--- start of Data lines ---

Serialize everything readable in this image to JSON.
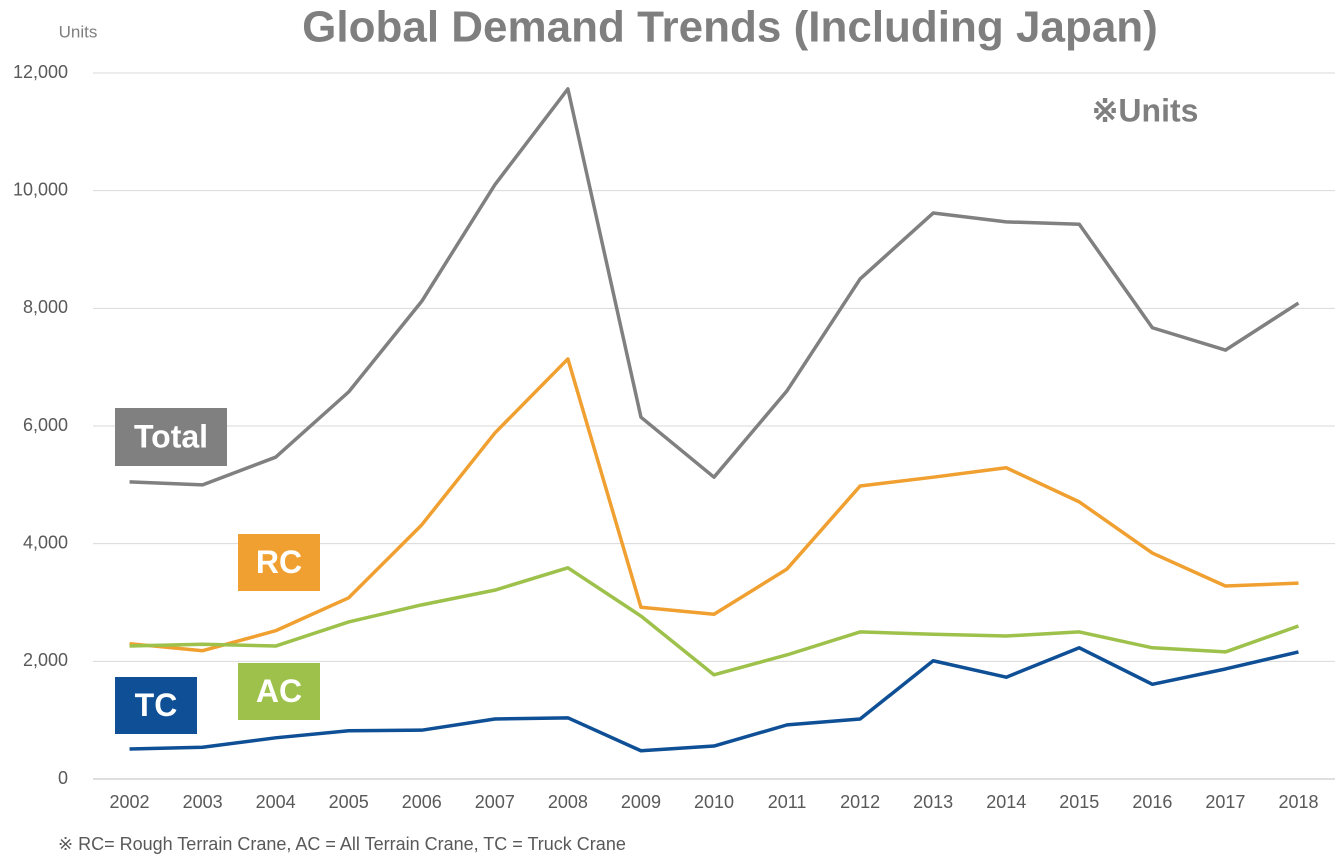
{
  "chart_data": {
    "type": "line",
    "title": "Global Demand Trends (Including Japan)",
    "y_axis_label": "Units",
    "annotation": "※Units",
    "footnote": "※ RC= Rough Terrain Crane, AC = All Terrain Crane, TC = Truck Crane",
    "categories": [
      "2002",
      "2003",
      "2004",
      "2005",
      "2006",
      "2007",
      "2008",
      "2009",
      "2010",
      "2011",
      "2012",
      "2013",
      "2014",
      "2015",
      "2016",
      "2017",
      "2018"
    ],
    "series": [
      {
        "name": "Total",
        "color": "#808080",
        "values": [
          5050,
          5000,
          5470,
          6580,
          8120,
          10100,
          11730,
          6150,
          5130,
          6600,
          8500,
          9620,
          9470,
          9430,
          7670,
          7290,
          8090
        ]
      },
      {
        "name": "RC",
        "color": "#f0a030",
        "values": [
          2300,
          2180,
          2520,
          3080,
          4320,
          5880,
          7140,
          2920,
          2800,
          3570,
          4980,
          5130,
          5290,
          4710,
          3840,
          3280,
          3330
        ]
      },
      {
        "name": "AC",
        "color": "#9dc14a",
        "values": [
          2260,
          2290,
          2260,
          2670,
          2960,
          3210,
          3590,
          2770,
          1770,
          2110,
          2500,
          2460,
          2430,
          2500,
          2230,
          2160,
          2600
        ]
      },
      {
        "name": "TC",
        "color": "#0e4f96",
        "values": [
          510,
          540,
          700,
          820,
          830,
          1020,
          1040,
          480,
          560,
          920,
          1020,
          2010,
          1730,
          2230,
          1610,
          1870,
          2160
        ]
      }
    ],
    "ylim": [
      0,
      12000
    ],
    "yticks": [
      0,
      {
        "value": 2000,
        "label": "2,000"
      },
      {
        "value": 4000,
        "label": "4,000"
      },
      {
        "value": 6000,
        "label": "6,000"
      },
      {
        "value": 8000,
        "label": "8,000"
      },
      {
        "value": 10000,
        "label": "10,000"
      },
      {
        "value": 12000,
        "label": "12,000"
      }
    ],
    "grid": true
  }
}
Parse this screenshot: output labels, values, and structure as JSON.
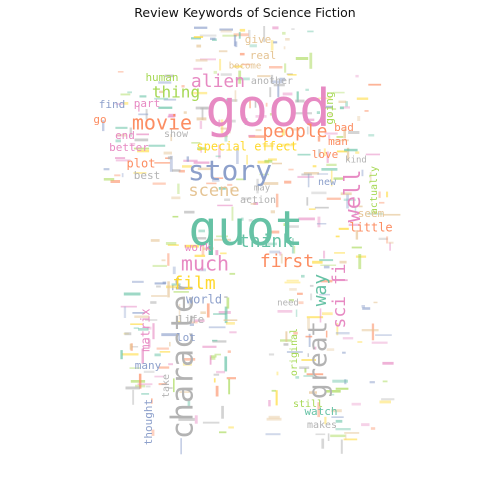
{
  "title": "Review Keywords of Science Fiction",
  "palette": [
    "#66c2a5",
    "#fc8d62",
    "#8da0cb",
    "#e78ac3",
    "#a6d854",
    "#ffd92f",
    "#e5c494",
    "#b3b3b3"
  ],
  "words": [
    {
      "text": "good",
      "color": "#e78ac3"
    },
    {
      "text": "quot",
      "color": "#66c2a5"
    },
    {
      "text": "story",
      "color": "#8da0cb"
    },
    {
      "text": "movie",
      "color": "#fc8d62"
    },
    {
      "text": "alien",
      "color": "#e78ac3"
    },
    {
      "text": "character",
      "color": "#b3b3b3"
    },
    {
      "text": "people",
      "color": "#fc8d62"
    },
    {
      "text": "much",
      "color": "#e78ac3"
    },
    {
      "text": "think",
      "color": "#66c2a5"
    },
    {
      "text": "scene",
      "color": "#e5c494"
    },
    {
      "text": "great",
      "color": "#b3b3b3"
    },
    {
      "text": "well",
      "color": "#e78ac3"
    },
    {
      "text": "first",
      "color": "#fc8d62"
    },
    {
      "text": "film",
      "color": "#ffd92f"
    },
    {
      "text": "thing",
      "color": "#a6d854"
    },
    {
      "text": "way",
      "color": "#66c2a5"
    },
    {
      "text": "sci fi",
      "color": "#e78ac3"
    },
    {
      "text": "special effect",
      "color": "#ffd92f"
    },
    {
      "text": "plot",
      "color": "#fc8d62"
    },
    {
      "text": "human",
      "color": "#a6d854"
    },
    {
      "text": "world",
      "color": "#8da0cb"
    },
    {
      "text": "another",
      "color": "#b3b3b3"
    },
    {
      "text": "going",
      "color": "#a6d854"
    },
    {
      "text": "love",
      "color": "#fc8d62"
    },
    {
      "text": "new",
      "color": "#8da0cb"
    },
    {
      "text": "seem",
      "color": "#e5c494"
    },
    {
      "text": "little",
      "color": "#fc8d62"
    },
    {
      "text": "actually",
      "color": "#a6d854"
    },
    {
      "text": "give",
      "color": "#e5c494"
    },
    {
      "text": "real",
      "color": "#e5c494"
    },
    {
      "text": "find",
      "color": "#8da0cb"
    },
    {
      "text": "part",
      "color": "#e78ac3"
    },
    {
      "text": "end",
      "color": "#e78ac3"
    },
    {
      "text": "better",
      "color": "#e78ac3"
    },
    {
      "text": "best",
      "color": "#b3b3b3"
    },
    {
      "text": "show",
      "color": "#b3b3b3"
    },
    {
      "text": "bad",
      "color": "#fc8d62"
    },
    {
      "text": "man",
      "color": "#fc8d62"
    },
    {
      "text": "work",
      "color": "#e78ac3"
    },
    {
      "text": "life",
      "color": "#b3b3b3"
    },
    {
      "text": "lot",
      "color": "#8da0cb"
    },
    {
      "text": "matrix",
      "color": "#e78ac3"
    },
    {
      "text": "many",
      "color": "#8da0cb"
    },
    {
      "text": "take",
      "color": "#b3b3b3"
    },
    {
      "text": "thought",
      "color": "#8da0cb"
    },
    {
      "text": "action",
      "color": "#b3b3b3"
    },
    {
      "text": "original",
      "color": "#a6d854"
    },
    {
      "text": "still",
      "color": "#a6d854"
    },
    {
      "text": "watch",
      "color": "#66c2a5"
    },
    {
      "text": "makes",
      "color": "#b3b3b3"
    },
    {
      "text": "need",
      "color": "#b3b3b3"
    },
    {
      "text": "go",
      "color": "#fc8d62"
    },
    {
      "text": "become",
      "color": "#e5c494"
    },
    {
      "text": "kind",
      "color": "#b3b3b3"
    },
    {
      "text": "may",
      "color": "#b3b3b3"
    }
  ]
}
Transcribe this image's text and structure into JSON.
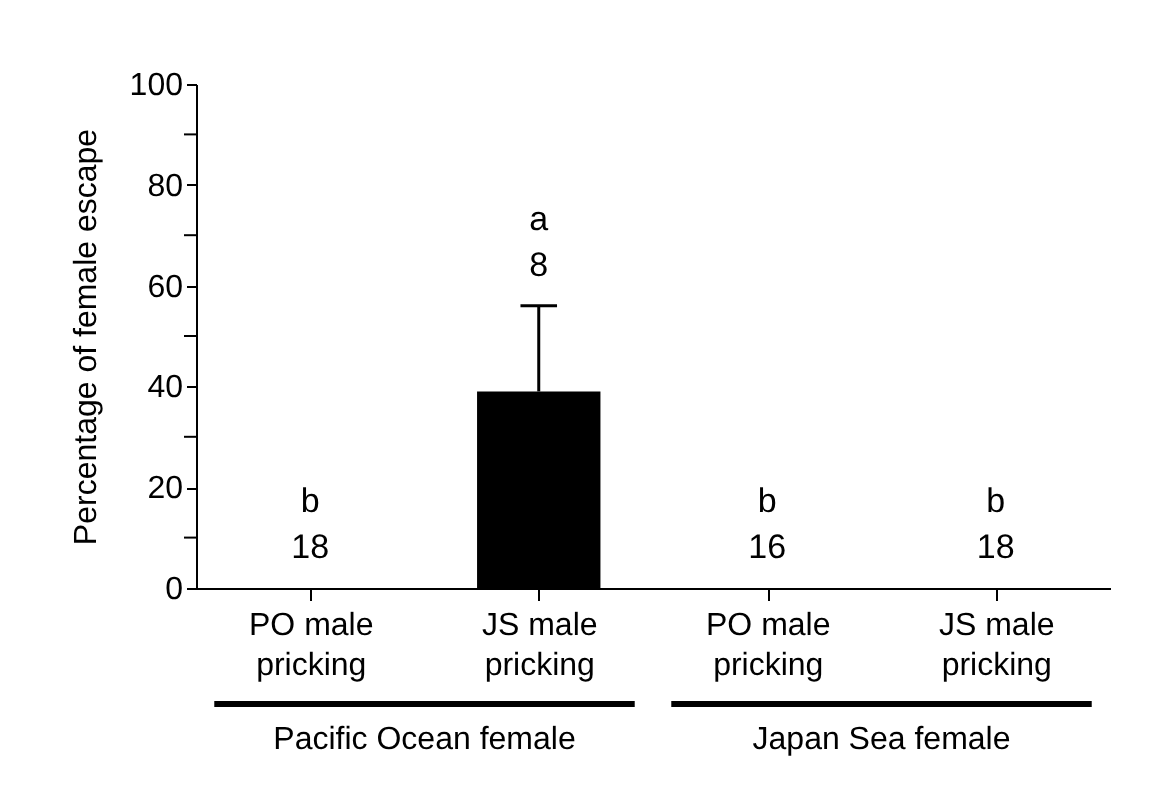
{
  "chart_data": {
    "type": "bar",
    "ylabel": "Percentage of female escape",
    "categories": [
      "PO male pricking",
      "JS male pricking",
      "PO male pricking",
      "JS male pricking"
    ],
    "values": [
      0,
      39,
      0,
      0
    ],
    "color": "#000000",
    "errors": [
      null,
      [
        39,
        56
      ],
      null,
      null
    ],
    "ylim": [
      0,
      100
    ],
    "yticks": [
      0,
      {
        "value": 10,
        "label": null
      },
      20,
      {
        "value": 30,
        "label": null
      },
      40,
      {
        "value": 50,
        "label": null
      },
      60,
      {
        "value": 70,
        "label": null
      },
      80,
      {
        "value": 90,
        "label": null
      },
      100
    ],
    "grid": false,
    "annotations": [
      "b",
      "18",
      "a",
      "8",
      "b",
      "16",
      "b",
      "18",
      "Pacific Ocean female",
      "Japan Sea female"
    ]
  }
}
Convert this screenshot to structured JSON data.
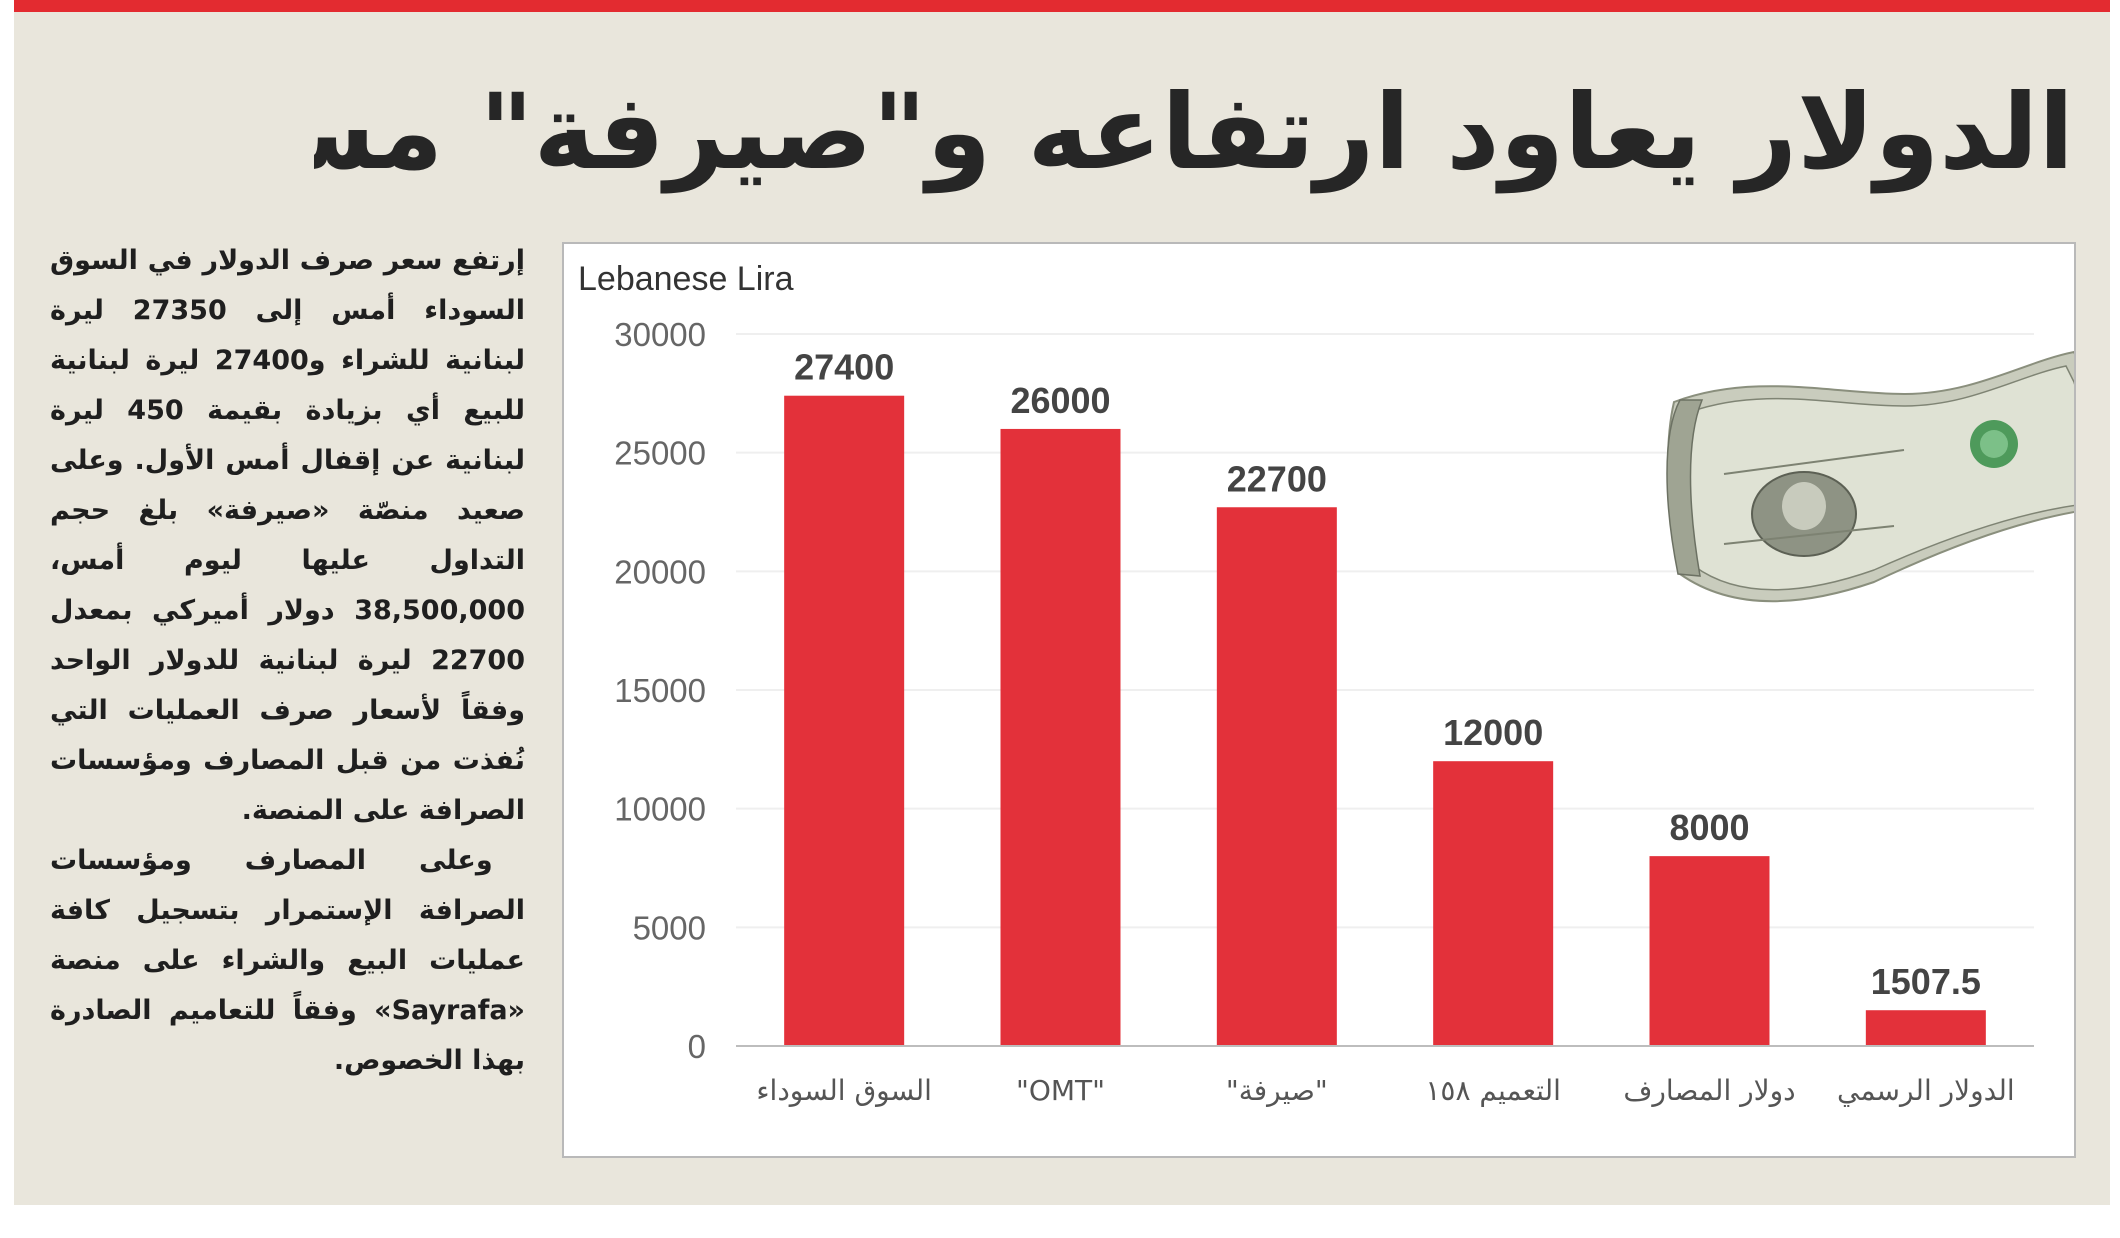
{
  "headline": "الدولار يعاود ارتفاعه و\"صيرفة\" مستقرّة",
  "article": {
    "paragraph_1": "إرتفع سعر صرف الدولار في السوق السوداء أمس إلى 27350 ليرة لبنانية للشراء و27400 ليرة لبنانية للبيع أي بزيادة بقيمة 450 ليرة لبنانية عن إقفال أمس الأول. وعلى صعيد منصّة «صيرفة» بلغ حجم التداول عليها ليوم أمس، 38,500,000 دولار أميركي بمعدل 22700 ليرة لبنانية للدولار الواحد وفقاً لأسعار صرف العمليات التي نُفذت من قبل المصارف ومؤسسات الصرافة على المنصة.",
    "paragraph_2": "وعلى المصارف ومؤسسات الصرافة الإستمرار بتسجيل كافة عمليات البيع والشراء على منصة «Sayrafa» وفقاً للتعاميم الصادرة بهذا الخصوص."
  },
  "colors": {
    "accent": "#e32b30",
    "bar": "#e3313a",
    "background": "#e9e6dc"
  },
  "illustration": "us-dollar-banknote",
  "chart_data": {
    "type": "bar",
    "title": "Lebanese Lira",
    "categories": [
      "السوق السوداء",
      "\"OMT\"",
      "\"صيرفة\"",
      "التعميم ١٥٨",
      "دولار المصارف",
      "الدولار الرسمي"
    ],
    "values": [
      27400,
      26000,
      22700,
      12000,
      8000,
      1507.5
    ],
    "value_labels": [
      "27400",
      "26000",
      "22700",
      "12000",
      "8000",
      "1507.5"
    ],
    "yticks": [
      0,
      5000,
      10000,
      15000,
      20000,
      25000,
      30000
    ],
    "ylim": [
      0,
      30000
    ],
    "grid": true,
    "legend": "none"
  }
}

--- end of Data lines ---

- Exercise instructions:
Each line that contains the word "this" counts toward the total; give only that total.

- Response below:
4